Problem statement — Copy every line, leaving nothing out and adding nothing.

Extracted records —
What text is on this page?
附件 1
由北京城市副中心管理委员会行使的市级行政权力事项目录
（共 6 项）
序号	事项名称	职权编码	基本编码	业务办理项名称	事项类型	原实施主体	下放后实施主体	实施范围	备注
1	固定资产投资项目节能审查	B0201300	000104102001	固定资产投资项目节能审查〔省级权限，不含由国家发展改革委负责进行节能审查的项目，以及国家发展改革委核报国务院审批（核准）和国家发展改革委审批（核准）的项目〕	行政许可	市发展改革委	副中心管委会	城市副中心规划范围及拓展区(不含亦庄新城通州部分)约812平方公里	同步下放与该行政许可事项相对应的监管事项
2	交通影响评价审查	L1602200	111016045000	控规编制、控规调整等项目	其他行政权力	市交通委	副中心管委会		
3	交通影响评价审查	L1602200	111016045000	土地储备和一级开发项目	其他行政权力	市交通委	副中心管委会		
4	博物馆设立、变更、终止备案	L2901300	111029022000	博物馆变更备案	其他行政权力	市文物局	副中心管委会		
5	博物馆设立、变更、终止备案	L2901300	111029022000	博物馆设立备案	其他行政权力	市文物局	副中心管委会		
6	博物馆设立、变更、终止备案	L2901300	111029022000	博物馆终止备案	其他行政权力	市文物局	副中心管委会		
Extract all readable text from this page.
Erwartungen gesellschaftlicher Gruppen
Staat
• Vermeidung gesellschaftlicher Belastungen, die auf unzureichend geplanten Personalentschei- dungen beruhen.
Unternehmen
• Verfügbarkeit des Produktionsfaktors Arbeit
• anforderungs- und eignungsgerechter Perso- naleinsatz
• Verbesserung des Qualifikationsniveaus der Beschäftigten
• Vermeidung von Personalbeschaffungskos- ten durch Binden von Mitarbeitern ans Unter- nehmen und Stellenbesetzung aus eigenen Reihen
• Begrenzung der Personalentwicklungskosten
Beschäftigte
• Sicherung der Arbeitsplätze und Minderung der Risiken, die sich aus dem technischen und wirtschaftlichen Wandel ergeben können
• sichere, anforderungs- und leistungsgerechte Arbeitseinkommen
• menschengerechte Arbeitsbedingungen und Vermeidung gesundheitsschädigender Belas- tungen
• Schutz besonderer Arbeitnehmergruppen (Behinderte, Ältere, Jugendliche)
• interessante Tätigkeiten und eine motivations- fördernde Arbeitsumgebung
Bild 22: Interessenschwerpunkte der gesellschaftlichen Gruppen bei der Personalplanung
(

Output below —
What text is on this page?
附件 1
由北京城市副中心管理委员会行使的市级行政权力事项目录
（共 6 项）
序号	事项名称	职权编码	基本编码	业务办理项名称	事项类型	原实施主体	下放后实施主体	实施范围	备注
1	固定资产投资项目节能审查	B0201300	000104102001	固定资产投资项目节能审查〔省级权限，不含由国家发展改革委负责进行节能审查的项目，以及国家发展改革委核报国务院审批（核准）和国家发展改革委审批（核准）的项目〕	行政许可	市发展改革委	副中心管委会	城市副中心规划范围及拓展区(不含亦庄新城通州部分)约812平方公里	同步下放与该行政许可事项相对应的监管事项
2	交通影响评价审查	L1602200	111016045000	控规编制、控规调整等项目	其他行政权力	市交通委	副中心管委会		
3	交通影响评价审查	L1602200	111016045000	土地储备和一级开发项目	其他行政权力	市交通委	副中心管委会		
4	博物馆设立、变更、终止备案	L2901300	111029022000	博物馆变更备案	其他行政权力	市文物局	副中心管委会		
5	博物馆设立、变更、终止备案	L2901300	111029022000	博物馆设立备案	其他行政权力	市文物局	副中心管委会		
6	博物馆设立、变更、终止备案	L2901300	111029022000	博物馆终止备案	其他行政权力	市文物局	副中心管委会		
Extract all readable text from this page.
Erwartungen gesellschaftlicher Gruppen
Staat
• Vermeidung gesellschaftlicher Belastungen, die auf unzureichend geplanten Personalentschei- dungen beruhen.
Unternehmen
• Verfügbarkeit des Produktionsfaktors Arbeit
• anforderungs- und eignungsgerechter Perso- naleinsatz
• Verbesserung des Qualifikationsniveaus der Beschäftigten
• Vermeidung von Personalbeschaffungskos- ten durch Binden von Mitarbeitern ans Unter- nehmen und Stellenbesetzung aus eigenen Reihen
• Begrenzung der Personalentwicklungskosten
Beschäftigte
• Sicherung der Arbeitsplätze und Minderung der Risiken, die sich aus dem technischen und wirtschaftlichen Wandel ergeben können
• sichere, anforderungs- und leistungsgerechte Arbeitseinkommen
• menschengerechte Arbeitsbedingungen und Vermeidung gesundheitsschädigender Belas- tungen
• Schutz besonderer Arbeitnehmergruppen (Behinderte, Ältere, Jugendliche)
• interessante Tätigkeiten und eine motivations- fördernde Arbeitsumgebung
Bild 22: Interessenschwerpunkte der gesellschaftlichen Gruppen bei der Personalplanung
(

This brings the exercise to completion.